- RECORDS TO PROCESS -
········
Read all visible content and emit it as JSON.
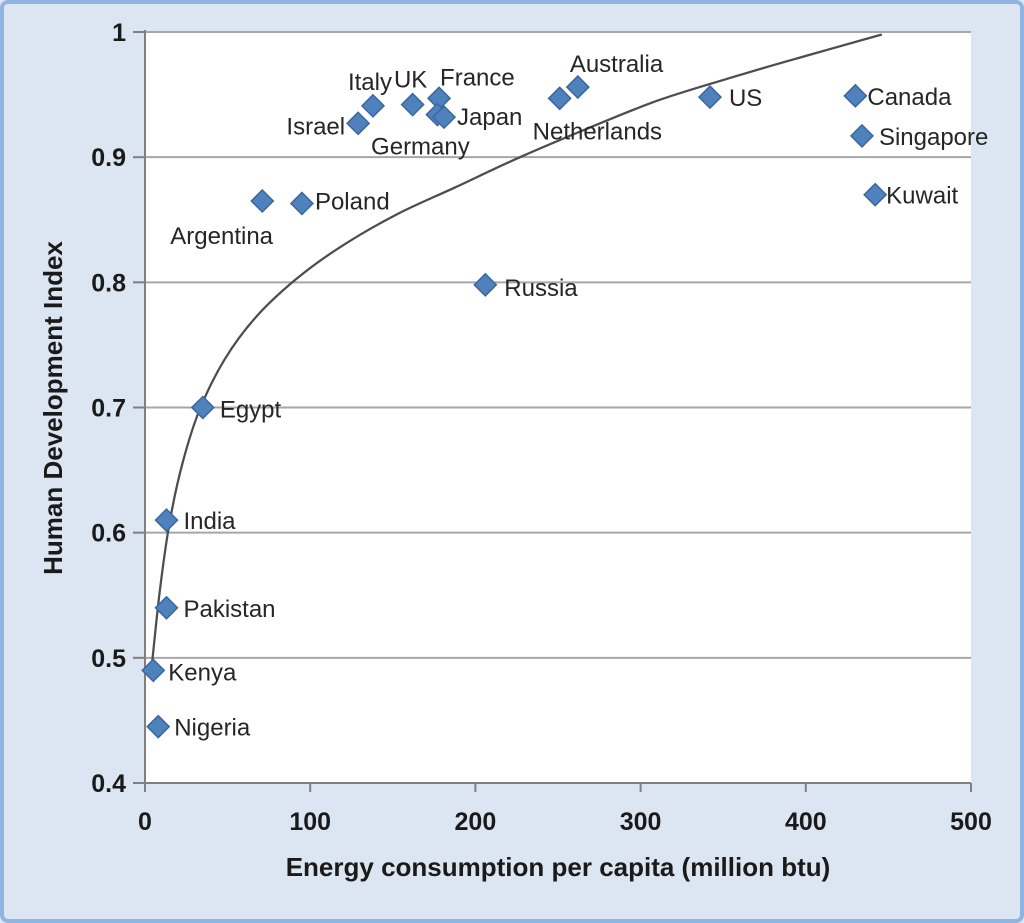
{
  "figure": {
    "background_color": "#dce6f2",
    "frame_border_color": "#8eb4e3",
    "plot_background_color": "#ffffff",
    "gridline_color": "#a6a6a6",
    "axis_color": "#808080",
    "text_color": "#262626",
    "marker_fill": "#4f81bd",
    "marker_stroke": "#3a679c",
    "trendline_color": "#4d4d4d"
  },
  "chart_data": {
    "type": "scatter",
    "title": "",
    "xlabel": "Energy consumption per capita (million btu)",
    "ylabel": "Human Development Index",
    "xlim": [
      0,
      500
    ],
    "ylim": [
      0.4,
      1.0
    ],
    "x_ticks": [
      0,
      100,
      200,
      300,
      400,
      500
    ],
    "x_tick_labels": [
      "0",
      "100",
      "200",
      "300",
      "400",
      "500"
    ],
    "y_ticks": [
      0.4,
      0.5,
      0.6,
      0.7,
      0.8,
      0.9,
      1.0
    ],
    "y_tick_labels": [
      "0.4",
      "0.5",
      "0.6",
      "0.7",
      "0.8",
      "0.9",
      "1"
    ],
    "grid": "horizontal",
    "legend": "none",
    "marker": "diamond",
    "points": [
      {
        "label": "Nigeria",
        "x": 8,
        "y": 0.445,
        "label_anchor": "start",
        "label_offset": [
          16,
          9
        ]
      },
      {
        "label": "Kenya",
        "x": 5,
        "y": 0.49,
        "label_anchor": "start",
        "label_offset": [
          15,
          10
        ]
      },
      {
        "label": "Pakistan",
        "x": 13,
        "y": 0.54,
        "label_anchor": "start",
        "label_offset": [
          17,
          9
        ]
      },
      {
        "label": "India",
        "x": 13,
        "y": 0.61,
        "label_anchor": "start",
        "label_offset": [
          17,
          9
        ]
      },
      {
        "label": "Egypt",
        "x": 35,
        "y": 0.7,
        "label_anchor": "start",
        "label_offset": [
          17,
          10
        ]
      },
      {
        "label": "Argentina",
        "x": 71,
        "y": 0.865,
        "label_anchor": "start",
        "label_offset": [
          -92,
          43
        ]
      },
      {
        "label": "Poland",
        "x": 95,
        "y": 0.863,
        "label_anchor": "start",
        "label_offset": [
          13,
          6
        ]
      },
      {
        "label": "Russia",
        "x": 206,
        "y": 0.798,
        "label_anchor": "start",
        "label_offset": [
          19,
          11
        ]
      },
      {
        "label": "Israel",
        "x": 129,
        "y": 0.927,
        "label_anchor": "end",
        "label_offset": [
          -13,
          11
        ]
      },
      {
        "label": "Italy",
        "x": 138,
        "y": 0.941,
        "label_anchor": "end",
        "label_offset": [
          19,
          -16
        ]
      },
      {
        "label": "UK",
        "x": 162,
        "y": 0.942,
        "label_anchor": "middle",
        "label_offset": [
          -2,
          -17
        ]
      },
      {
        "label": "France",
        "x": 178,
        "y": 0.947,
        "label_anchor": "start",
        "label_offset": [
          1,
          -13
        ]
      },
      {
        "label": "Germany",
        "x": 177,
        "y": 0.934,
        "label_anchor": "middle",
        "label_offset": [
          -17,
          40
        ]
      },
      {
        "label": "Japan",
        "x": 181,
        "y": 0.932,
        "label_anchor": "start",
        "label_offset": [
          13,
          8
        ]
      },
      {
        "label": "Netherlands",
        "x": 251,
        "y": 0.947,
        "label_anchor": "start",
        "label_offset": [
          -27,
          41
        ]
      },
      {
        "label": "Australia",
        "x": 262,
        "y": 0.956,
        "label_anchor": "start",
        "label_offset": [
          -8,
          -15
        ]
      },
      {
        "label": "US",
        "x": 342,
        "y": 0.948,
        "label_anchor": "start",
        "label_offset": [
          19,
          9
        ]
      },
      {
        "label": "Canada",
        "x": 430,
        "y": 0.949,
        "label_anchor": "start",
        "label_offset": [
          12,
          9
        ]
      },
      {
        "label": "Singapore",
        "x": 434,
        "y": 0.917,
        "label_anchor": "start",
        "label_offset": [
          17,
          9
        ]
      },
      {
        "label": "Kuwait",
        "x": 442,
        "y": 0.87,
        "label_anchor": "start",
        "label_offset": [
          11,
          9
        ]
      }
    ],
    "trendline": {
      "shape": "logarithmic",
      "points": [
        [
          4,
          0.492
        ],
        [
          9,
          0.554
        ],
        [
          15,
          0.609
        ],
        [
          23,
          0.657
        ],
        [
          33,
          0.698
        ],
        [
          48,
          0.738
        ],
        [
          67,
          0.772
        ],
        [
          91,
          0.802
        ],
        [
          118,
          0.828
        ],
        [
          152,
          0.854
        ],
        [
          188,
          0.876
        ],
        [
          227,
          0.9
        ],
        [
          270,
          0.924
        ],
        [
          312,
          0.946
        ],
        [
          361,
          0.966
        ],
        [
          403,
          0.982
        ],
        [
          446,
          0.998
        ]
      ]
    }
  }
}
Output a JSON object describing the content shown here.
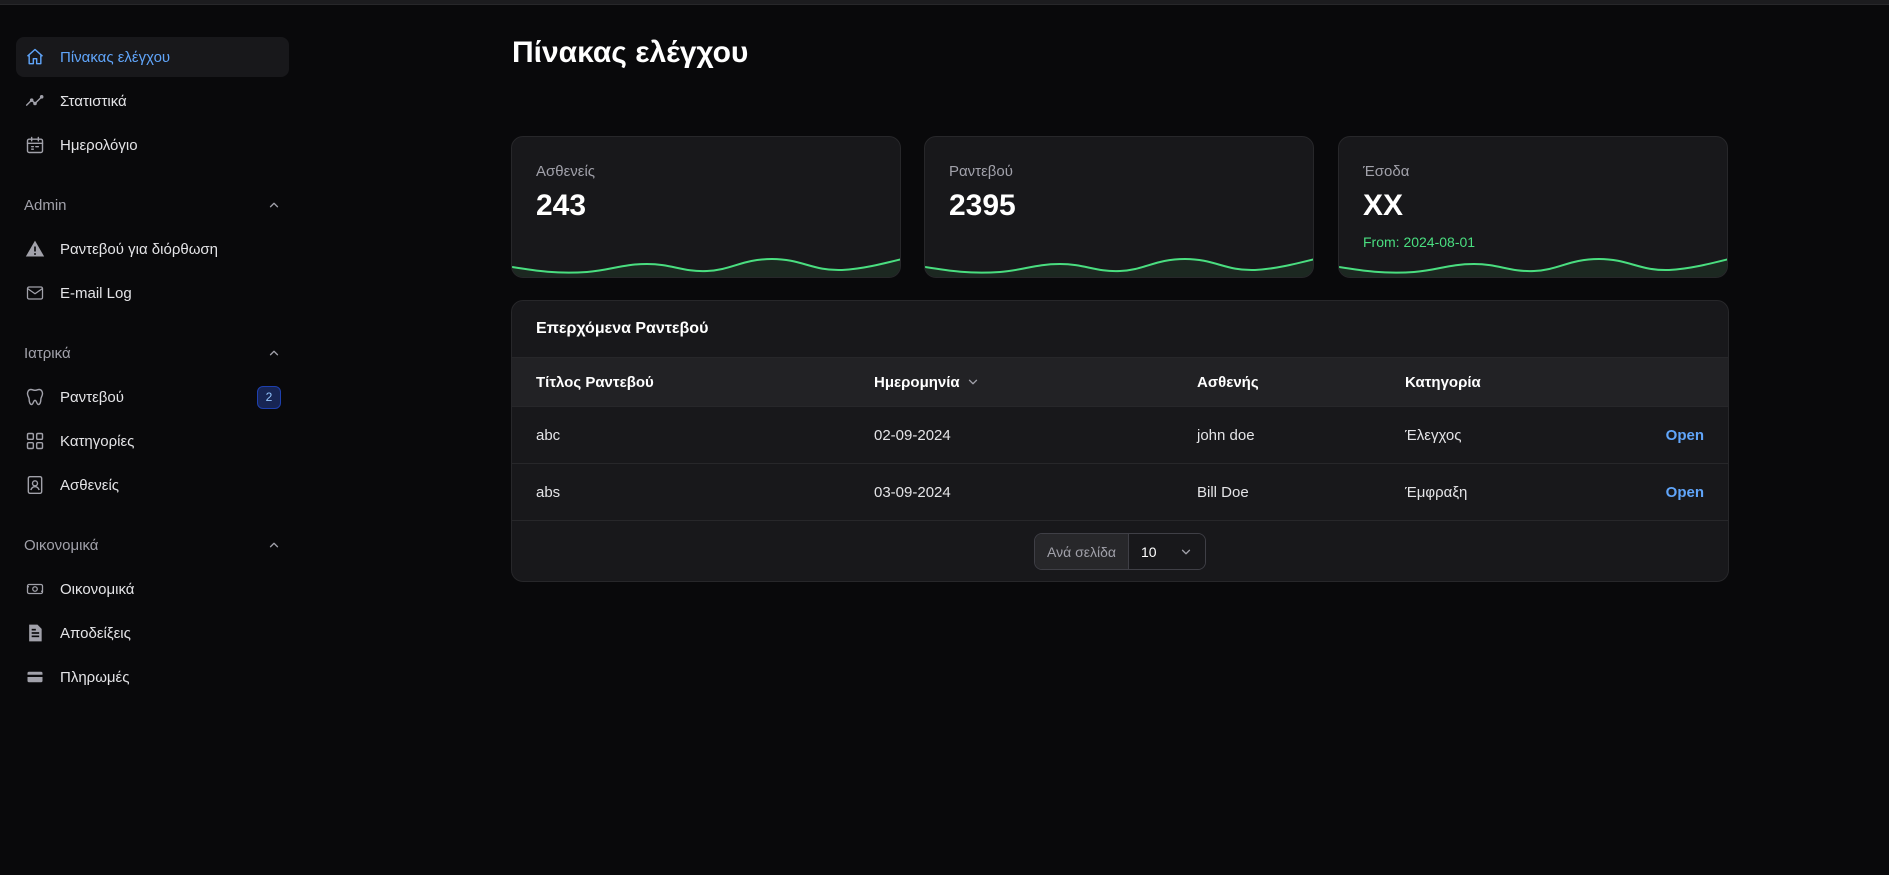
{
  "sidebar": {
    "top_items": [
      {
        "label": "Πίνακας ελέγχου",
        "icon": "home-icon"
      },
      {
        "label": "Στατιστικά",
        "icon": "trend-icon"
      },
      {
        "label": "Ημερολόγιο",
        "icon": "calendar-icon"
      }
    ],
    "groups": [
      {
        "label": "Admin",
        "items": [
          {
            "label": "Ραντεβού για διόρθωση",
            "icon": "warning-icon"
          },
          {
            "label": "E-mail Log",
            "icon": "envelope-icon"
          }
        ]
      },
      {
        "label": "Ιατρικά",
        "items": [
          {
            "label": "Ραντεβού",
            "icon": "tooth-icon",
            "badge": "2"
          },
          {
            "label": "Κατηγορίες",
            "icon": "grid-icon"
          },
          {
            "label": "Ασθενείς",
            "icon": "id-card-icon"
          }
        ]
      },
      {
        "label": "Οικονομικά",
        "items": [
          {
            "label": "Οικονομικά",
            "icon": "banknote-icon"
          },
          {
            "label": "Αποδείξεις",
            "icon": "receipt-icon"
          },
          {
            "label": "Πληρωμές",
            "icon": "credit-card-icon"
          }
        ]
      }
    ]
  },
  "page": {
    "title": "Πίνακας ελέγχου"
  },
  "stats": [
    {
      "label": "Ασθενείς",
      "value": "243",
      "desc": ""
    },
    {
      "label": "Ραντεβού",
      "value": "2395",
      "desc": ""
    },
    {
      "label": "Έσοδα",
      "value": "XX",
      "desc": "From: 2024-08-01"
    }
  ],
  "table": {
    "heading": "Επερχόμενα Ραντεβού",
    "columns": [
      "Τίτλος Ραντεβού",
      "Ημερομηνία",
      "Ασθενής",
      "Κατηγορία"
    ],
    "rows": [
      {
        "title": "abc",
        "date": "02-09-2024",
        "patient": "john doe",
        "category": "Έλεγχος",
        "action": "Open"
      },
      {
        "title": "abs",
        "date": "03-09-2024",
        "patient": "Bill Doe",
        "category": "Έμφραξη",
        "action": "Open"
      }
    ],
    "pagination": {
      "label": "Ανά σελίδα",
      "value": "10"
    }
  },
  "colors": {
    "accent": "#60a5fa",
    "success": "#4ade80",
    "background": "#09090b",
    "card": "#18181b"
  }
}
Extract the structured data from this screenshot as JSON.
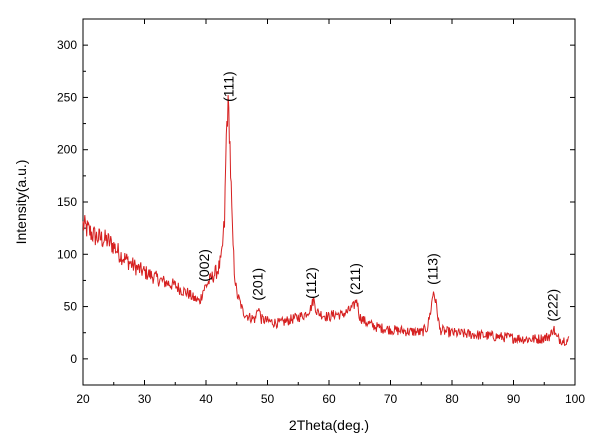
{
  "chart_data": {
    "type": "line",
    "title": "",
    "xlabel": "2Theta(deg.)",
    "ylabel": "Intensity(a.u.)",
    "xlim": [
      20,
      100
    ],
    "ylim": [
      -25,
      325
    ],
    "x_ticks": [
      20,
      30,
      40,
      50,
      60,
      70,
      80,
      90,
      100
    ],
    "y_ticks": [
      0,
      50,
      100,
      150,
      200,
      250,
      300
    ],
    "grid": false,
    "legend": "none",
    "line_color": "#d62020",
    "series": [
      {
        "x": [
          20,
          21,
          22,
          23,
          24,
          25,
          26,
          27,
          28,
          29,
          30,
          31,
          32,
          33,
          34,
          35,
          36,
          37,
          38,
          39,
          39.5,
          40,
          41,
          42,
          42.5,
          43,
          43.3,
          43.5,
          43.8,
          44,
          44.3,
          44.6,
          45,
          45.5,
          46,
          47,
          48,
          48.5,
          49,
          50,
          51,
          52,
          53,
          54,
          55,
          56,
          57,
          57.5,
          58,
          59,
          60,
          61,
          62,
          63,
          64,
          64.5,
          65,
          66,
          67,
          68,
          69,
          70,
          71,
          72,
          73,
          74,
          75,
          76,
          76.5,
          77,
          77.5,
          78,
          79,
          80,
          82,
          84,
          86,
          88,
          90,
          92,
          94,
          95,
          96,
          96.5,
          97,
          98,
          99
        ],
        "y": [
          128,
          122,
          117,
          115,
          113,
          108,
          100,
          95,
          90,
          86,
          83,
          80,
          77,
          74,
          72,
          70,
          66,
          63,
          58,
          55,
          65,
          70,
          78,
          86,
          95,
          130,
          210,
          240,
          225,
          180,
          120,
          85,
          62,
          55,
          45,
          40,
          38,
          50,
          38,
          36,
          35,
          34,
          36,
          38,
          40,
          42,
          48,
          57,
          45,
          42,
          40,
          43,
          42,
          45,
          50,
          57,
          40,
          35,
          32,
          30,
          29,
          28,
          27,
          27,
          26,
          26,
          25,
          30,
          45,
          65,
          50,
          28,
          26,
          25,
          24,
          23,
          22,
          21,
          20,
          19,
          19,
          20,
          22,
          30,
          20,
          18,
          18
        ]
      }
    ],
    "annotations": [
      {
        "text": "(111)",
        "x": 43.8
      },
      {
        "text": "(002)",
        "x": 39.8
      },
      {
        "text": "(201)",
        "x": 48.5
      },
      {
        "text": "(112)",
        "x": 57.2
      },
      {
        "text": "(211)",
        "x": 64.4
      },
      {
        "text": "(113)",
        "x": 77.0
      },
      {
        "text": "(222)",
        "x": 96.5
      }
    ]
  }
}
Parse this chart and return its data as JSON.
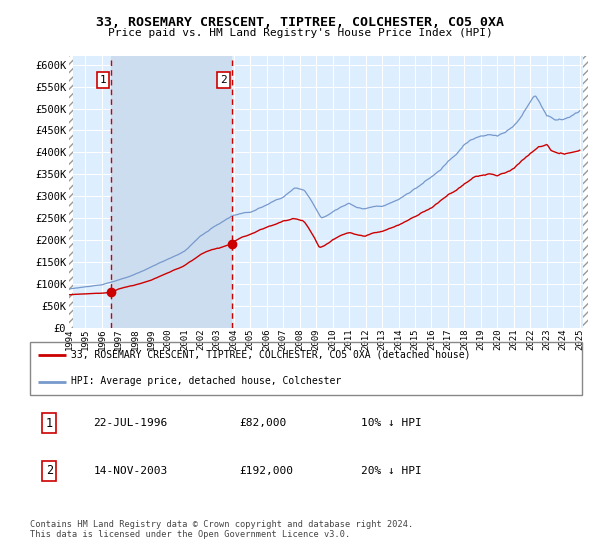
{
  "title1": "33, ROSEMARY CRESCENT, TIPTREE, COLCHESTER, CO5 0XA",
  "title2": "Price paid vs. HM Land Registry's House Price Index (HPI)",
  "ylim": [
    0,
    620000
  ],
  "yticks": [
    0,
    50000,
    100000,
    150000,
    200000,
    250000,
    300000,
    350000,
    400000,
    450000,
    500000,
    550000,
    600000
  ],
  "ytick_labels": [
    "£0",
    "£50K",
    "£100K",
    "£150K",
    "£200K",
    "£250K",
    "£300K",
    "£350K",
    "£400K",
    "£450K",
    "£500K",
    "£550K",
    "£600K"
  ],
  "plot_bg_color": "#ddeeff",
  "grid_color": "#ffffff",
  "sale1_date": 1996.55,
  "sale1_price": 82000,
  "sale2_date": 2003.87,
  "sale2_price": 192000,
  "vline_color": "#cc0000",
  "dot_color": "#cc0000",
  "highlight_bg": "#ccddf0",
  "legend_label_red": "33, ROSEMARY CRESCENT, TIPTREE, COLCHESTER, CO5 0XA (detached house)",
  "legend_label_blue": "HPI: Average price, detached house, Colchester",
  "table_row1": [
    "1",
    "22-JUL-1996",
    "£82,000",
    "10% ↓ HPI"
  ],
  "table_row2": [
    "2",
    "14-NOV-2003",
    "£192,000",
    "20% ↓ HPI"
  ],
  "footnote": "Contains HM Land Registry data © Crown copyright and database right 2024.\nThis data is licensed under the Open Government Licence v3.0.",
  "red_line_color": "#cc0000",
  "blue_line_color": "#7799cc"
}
········
- WRITTEN TASK -
What do the lines above say from the line containing "Parse this chart and return its data as JSON." through the last line? Quote them exactly, both ends included, and leave out the pictures.

- TASK OUTPUT -
Parse this chart and return its data as JSON.
{
  "title1": "33, ROSEMARY CRESCENT, TIPTREE, COLCHESTER, CO5 0XA",
  "title2": "Price paid vs. HM Land Registry's House Price Index (HPI)",
  "ylim": [
    0,
    620000
  ],
  "yticks": [
    0,
    50000,
    100000,
    150000,
    200000,
    250000,
    300000,
    350000,
    400000,
    450000,
    500000,
    550000,
    600000
  ],
  "ytick_labels": [
    "£0",
    "£50K",
    "£100K",
    "£150K",
    "£200K",
    "£250K",
    "£300K",
    "£350K",
    "£400K",
    "£450K",
    "£500K",
    "£550K",
    "£600K"
  ],
  "plot_bg_color": "#ddeeff",
  "grid_color": "#ffffff",
  "sale1_date": 1996.55,
  "sale1_price": 82000,
  "sale2_date": 2003.87,
  "sale2_price": 192000,
  "vline_color": "#cc0000",
  "dot_color": "#cc0000",
  "highlight_bg": "#ccddf0",
  "legend_label_red": "33, ROSEMARY CRESCENT, TIPTREE, COLCHESTER, CO5 0XA (detached house)",
  "legend_label_blue": "HPI: Average price, detached house, Colchester",
  "table_row1": [
    "1",
    "22-JUL-1996",
    "£82,000",
    "10% ↓ HPI"
  ],
  "table_row2": [
    "2",
    "14-NOV-2003",
    "£192,000",
    "20% ↓ HPI"
  ],
  "footnote": "Contains HM Land Registry data © Crown copyright and database right 2024.\nThis data is licensed under the Open Government Licence v3.0.",
  "red_line_color": "#cc0000",
  "blue_line_color": "#7799cc"
}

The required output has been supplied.